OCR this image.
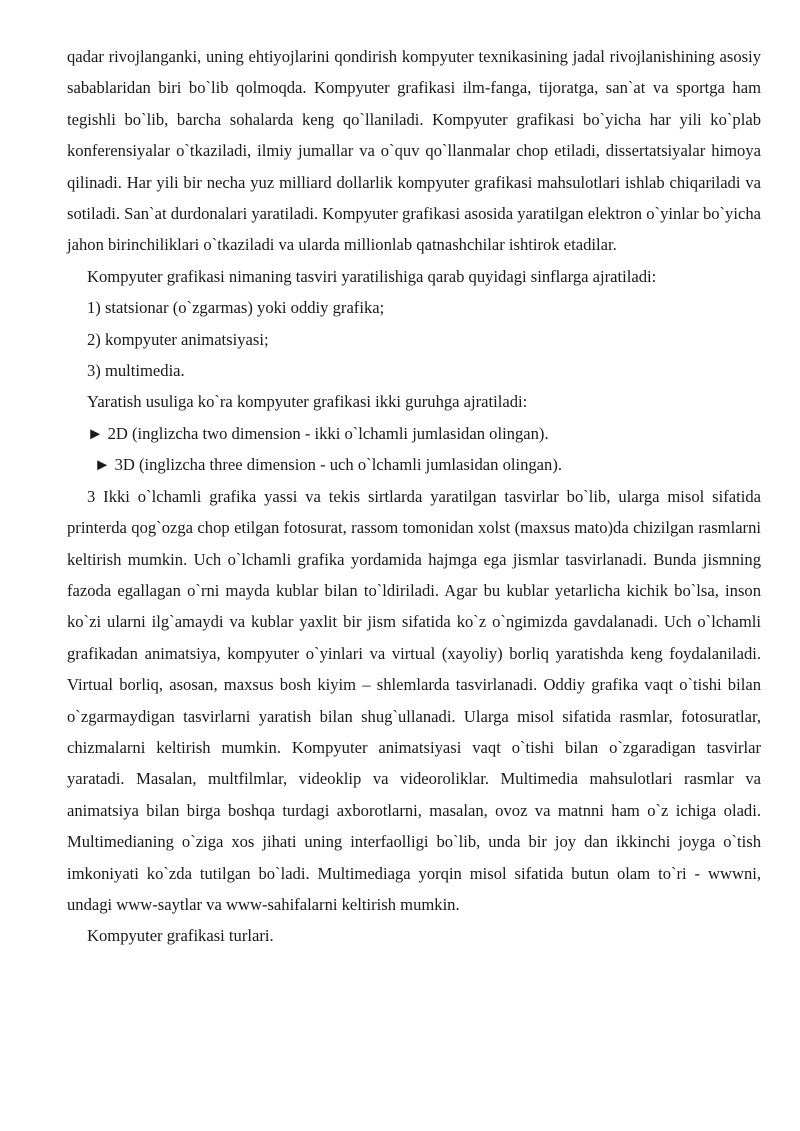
qadar rivojlanganki, uning ehtiyojlarini qondirish kompyuter texnikasining jadal rivojlanishining asosiy sabablaridan biri bo`lib qolmoqda. Kompyuter grafikasi ilm-fanga, tijoratga, san`at va sportga ham tegishli bo`lib, barcha sohalarda keng qo`llaniladi. Kompyuter grafikasi bo`yicha har yili ko`plab konferensiyalar o`tkaziladi, ilmiy jumallar va o`quv qo`llanmalar chop etiladi, dissertatsiyalar himoya qilinadi. Har yili bir necha yuz milliard dollarlik kompyuter grafikasi mahsulotlari ishlab chiqariladi va sotiladi. San`at durdonalari yaratiladi. Kompyuter grafikasi asosida yaratilgan elektron o`yinlar bo`yicha jahon birinchiliklari o`tkaziladi va ularda millionlab qatnashchilar ishtirok etadilar.

Kompyuter grafikasi nimaning tasviri yaratilishiga qarab quyidagi sinflarga ajratiladi:

1) statsionar (o`zgarmas) yoki oddiy grafika;

2) kompyuter animatsiyasi;

3) multimedia.

Yaratish usuliga ko`ra kompyuter grafikasi ikki guruhga ajratiladi:

► 2D (inglizcha two dimension - ikki o`lchamli jumlasidan olingan).

► 3D (inglizcha three dimension - uch o`lchamli jumlasidan olingan).

3 Ikki o`lchamli grafika yassi va tekis sirtlarda yaratilgan tasvirlar bo`lib, ularga misol sifatida printerda qog`ozga chop etilgan fotosurat, rassom tomonidan xolst (maxsus mato)da chizilgan rasmlarni keltirish mumkin. Uch o`lchamli grafika yordamida hajmga ega jismlar tasvirlanadi. Bunda jismning fazoda egallagan o`rni mayda kublar bilan to`ldiriladi. Agar bu kublar yetarlicha kichik bo`lsa, inson ko`zi ularni ilg`amaydi va kublar yaxlit bir jism sifatida ko`z o`ngimizda gavdalanadi. Uch o`lchamli grafikadan animatsiya, kompyuter o`yinlari va virtual (xayoliy) borliq yaratishda keng foydalaniladi. Virtual borliq, asosan, maxsus bosh kiyim – shlemlarda tasvirlanadi. Oddiy grafika vaqt o`tishi bilan o`zgarmaydigan tasvirlarni yaratish bilan shug`ullanadi. Ularga misol sifatida rasmlar, fotosuratlar, chizmalarni keltirish mumkin. Kompyuter animatsiyasi vaqt o`tishi bilan o`zgaradigan tasvirlar yaratadi. Masalan, multfilmlar, videoklip va videoroliklar. Multimedia mahsulotlari rasmlar va animatsiya bilan birga boshqa turdagi axborotlarni, masalan, ovoz va matnni ham o`z ichiga oladi. Multimedianing o`ziga xos jihati uning interfaolligi bo`lib, unda bir joy dan ikkinchi joyga o`tish imkoniyati ko`zda tutilgan bo`ladi. Multimediaga yorqin misol sifatida butun olam to`ri - wwwni, undagi www-saytlar va www-sahifalarni keltirish mumkin.

Kompyuter grafikasi turlari.
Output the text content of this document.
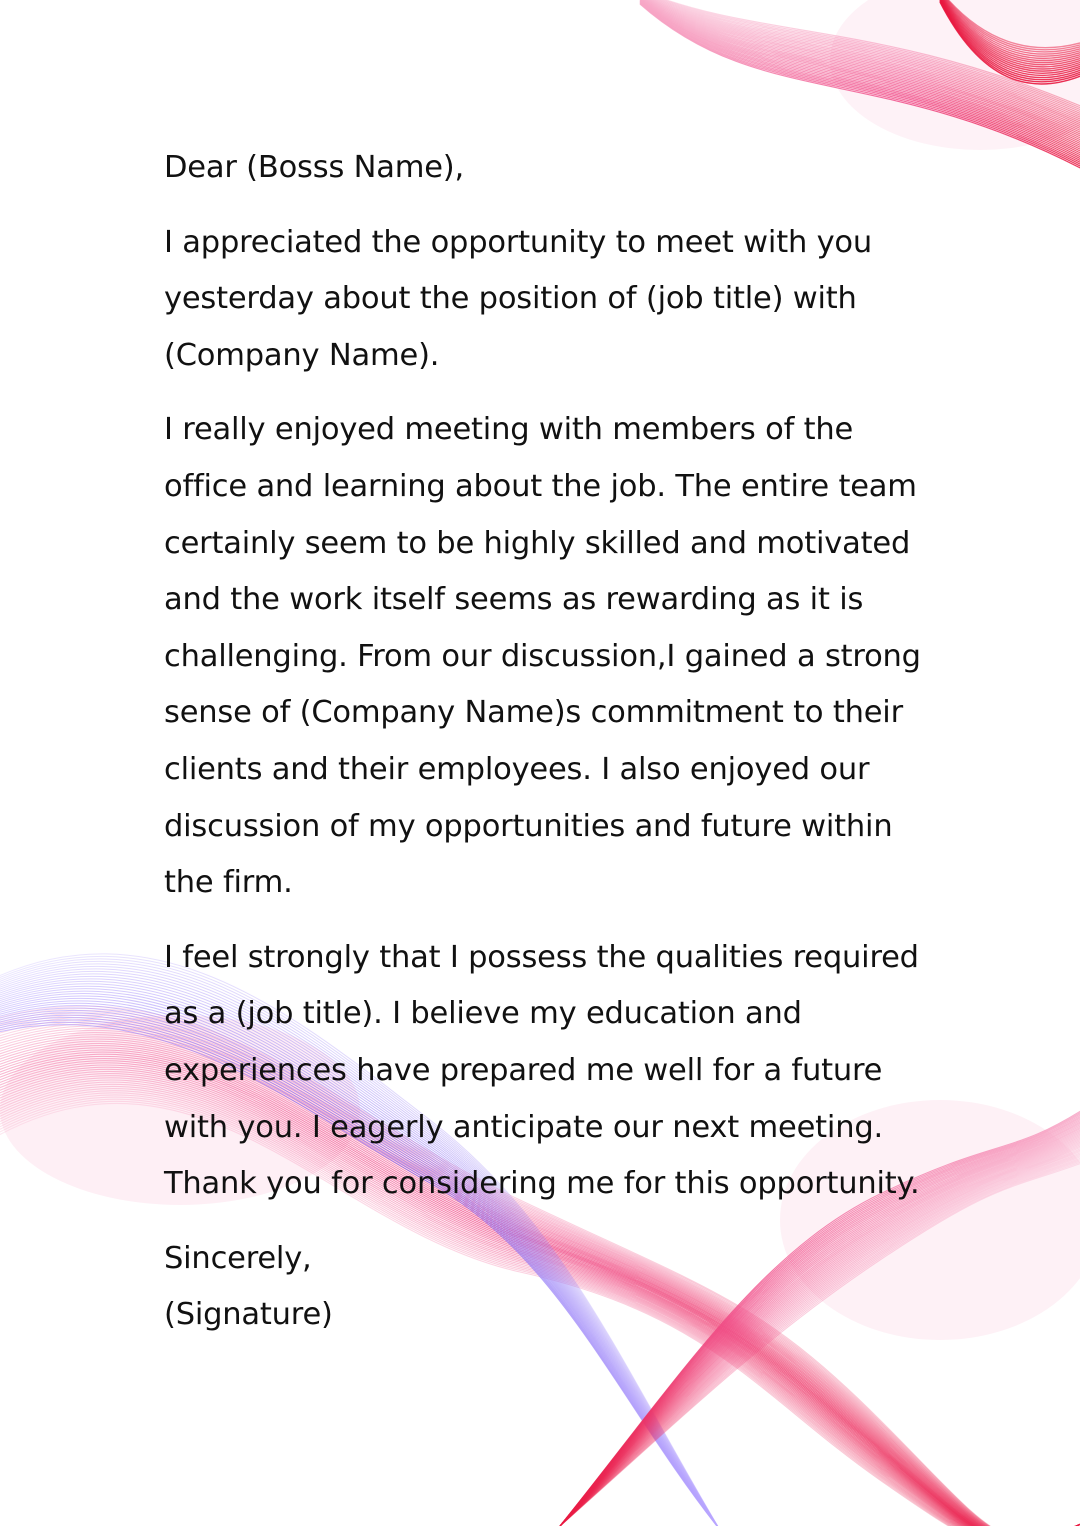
Dear (Bosss Name),

I appreciated the opportunity to meet with you
yesterday about the position of (job title) with
(Company Name).
I really enjoyed meeting with members of the
office and learning about the job. The entire team
certainly seem to be highly skilled and motivated
and the work itself seems as rewarding as it is
challenging. From our discussion,I gained a strong
sense of (Company Name)s commitment to their
clients and their employees. I also enjoyed our
discussion of my opportunities and future within
the firm.
I feel strongly that I possess the qualities required
as a (job title). I believe my education and
experiences have prepared me well for a future
with you. I eagerly anticipate our next meeting.
Thank you for considering me for this opportunity.
Sincerely,
(Signature)
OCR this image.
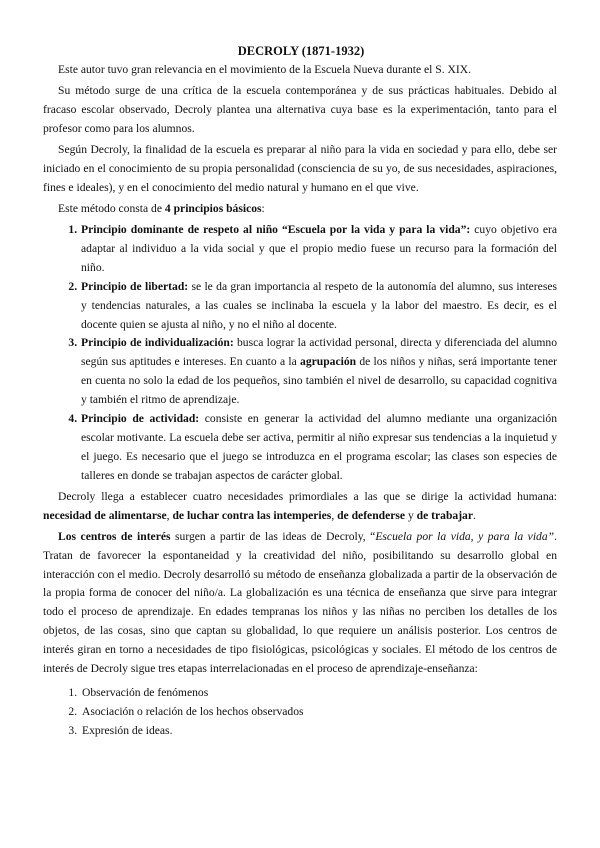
DECROLY (1871-1932)

Este autor tuvo gran relevancia en el movimiento de la Escuela Nueva durante el S. XIX.

Su método surge de una crítica de la escuela contemporánea y de sus prácticas habituales. Debido al fracaso escolar observado, Decroly plantea una alternativa cuya base es la experimentación, tanto para el profesor como para los alumnos.

Según Decroly, la finalidad de la escuela es preparar al niño para la vida en sociedad y para ello, debe ser iniciado en el conocimiento de su propia personalidad (consciencia de su yo, de sus necesidades, aspiraciones, fines e ideales), y en el conocimiento del medio natural y humano en el que vive.

Este método consta de 4 principios básicos:

1. Principio dominante de respeto al niño “Escuela por la vida y para la vida”: cuyo objetivo era adaptar al individuo a la vida social y que el propio medio fuese un recurso para la formación del niño.
2. Principio de libertad: se le da gran importancia al respeto de la autonomía del alumno, sus intereses y tendencias naturales, a las cuales se inclinaba la escuela y la labor del maestro. Es decir, es el docente quien se ajusta al niño, y no el niño al docente.
3. Principio de individualización: busca lograr la actividad personal, directa y diferenciada del alumno según sus aptitudes e intereses. En cuanto a la agrupación de los niños y niñas, será importante tener en cuenta no solo la edad de los pequeños, sino también el nivel de desarrollo, su capacidad cognitiva y también el ritmo de aprendizaje.
4. Principio de actividad: consiste en generar la actividad del alumno mediante una organización escolar motivante. La escuela debe ser activa, permitir al niño expresar sus tendencias a la inquietud y el juego. Es necesario que el juego se introduzca en el programa escolar; las clases son especies de talleres en donde se trabajan aspectos de carácter global.

Decroly llega a establecer cuatro necesidades primordiales a las que se dirige la actividad humana: necesidad de alimentarse, de luchar contra las intemperies, de defenderse y de trabajar.

Los centros de interés surgen a partir de las ideas de Decroly, “Escuela por la vida, y para la vida”. Tratan de favorecer la espontaneidad y la creatividad del niño, posibilitando su desarrollo global en interacción con el medio. Decroly desarrolló su método de enseñanza globalizada a partir de la observación de la propia forma de conocer del niño/a. La globalización es una técnica de enseñanza que sirve para integrar todo el proceso de aprendizaje. En edades tempranas los niños y las niñas no perciben los detalles de los objetos, de las cosas, sino que captan su globalidad, lo que requiere un análisis posterior. Los centros de interés giran en torno a necesidades de tipo fisiológicas, psicológicas y sociales. El método de los centros de interés de Decroly sigue tres etapas interrelacionadas en el proceso de aprendizaje-enseñanza:

1. Observación de fenómenos
2. Asociación o relación de los hechos observados
3. Expresión de ideas.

▸ Stated problem
The records shown above are to be repeated exactly, with the pictures left out.

▸ Worked solution
OCR this image.
qadar rivojlanganki, uning ehtiyojlarini qondirish kompyuter texnikasining jadal rivojlanishining asosiy sabablaridan biri bo`lib qolmoqda. Kompyuter grafikasi ilm-fanga, tijoratga, san`at va sportga ham tegishli bo`lib, barcha sohalarda keng qo`llaniladi. Kompyuter grafikasi bo`yicha har yili ko`plab konferensiyalar o`tkaziladi, ilmiy jumallar va o`quv qo`llanmalar chop etiladi, dissertatsiyalar himoya qilinadi. Har yili bir necha yuz milliard dollarlik kompyuter grafikasi mahsulotlari ishlab chiqariladi va sotiladi. San`at durdonalari yaratiladi. Kompyuter grafikasi asosida yaratilgan elektron o`yinlar bo`yicha jahon birinchiliklari o`tkaziladi va ularda millionlab qatnashchilar ishtirok etadilar.

Kompyuter grafikasi nimaning tasviri yaratilishiga qarab quyidagi sinflarga ajratiladi:

1) statsionar (o`zgarmas) yoki oddiy grafika;

2) kompyuter animatsiyasi;

3) multimedia.

Yaratish usuliga ko`ra kompyuter grafikasi ikki guruhga ajratiladi:

► 2D (inglizcha two dimension - ikki o`lchamli jumlasidan olingan).

► 3D (inglizcha three dimension - uch o`lchamli jumlasidan olingan).

3 Ikki o`lchamli grafika yassi va tekis sirtlarda yaratilgan tasvirlar bo`lib, ularga misol sifatida printerda qog`ozga chop etilgan fotosurat, rassom tomonidan xolst (maxsus mato)da chizilgan rasmlarni keltirish mumkin. Uch o`lchamli grafika yordamida hajmga ega jismlar tasvirlanadi. Bunda jismning fazoda egallagan o`rni mayda kublar bilan to`ldiriladi. Agar bu kublar yetarlicha kichik bo`lsa, inson ko`zi ularni ilg`amaydi va kublar yaxlit bir jism sifatida ko`z o`ngimizda gavdalanadi. Uch o`lchamli grafikadan animatsiya, kompyuter o`yinlari va virtual (xayoliy) borliq yaratishda keng foydalaniladi. Virtual borliq, asosan, maxsus bosh kiyim – shlemlarda tasvirlanadi. Oddiy grafika vaqt o`tishi bilan o`zgarmaydigan tasvirlarni yaratish bilan shug`ullanadi. Ularga misol sifatida rasmlar, fotosuratlar, chizmalarni keltirish mumkin. Kompyuter animatsiyasi vaqt o`tishi bilan o`zgaradigan tasvirlar yaratadi. Masalan, multfilmlar, videoklip va videoroliklar. Multimedia mahsulotlari rasmlar va animatsiya bilan birga boshqa turdagi axborotlarni, masalan, ovoz va matnni ham o`z ichiga oladi. Multimedianing o`ziga xos jihati uning interfaolligi bo`lib, unda bir joy dan ikkinchi joyga o`tish imkoniyati ko`zda tutilgan bo`ladi. Multimediaga yorqin misol sifatida butun olam to`ri - wwwni, undagi www-saytlar va www-sahifalarni keltirish mumkin.

Kompyuter grafikasi turlari.
Output the text content of this document.
Dear (Bosss Name),

I appreciated the opportunity to meet with you
yesterday about the position of (job title) with
(Company Name).
I really enjoyed meeting with members of the
office and learning about the job. The entire team
certainly seem to be highly skilled and motivated
and the work itself seems as rewarding as it is
challenging. From our discussion,I gained a strong
sense of (Company Name)s commitment to their
clients and their employees. I also enjoyed our
discussion of my opportunities and future within
the firm.
I feel strongly that I possess the qualities required
as a (job title). I believe my education and
experiences have prepared me well for a future
with you. I eagerly anticipate our next meeting.
Thank you for considering me for this opportunity.
Sincerely,
(Signature)
OCR this image.
DECROLY (1871-1932)

Este autor tuvo gran relevancia en el movimiento de la Escuela Nueva durante el S. XIX.

Su método surge de una crítica de la escuela contemporánea y de sus prácticas habituales. Debido al fracaso escolar observado, Decroly plantea una alternativa cuya base es la experimentación, tanto para el profesor como para los alumnos.

Según Decroly, la finalidad de la escuela es preparar al niño para la vida en sociedad y para ello, debe ser iniciado en el conocimiento de su propia personalidad (consciencia de su yo, de sus necesidades, aspiraciones, fines e ideales), y en el conocimiento del medio natural y humano en el que vive.

Este método consta de 4 principios básicos:

1. Principio dominante de respeto al niño “Escuela por la vida y para la vida”: cuyo objetivo era adaptar al individuo a la vida social y que el propio medio fuese un recurso para la formación del niño.
2. Principio de libertad: se le da gran importancia al respeto de la autonomía del alumno, sus intereses y tendencias naturales, a las cuales se inclinaba la escuela y la labor del maestro. Es decir, es el docente quien se ajusta al niño, y no el niño al docente.
3. Principio de individualización: busca lograr la actividad personal, directa y diferenciada del alumno según sus aptitudes e intereses. En cuanto a la agrupación de los niños y niñas, será importante tener en cuenta no solo la edad de los pequeños, sino también el nivel de desarrollo, su capacidad cognitiva y también el ritmo de aprendizaje.
4. Principio de actividad: consiste en generar la actividad del alumno mediante una organización escolar motivante. La escuela debe ser activa, permitir al niño expresar sus tendencias a la inquietud y el juego. Es necesario que el juego se introduzca en el programa escolar; las clases son especies de talleres en donde se trabajan aspectos de carácter global.

Decroly llega a establecer cuatro necesidades primordiales a las que se dirige la actividad humana: necesidad de alimentarse, de luchar contra las intemperies, de defenderse y de trabajar.

Los centros de interés surgen a partir de las ideas de Decroly, “Escuela por la vida, y para la vida”. Tratan de favorecer la espontaneidad y la creatividad del niño, posibilitando su desarrollo global en interacción con el medio. Decroly desarrolló su método de enseñanza globalizada a partir de la observación de la propia forma de conocer del niño/a. La globalización es una técnica de enseñanza que sirve para integrar todo el proceso de aprendizaje. En edades tempranas los niños y las niñas no perciben los detalles de los objetos, de las cosas, sino que captan su globalidad, lo que requiere un análisis posterior. Los centros de interés giran en torno a necesidades de tipo fisiológicas, psicológicas y sociales. El método de los centros de interés de Decroly sigue tres etapas interrelacionadas en el proceso de aprendizaje-enseñanza:

1. Observación de fenómenos
2. Asociación o relación de los hechos observados
3. Expresión de ideas.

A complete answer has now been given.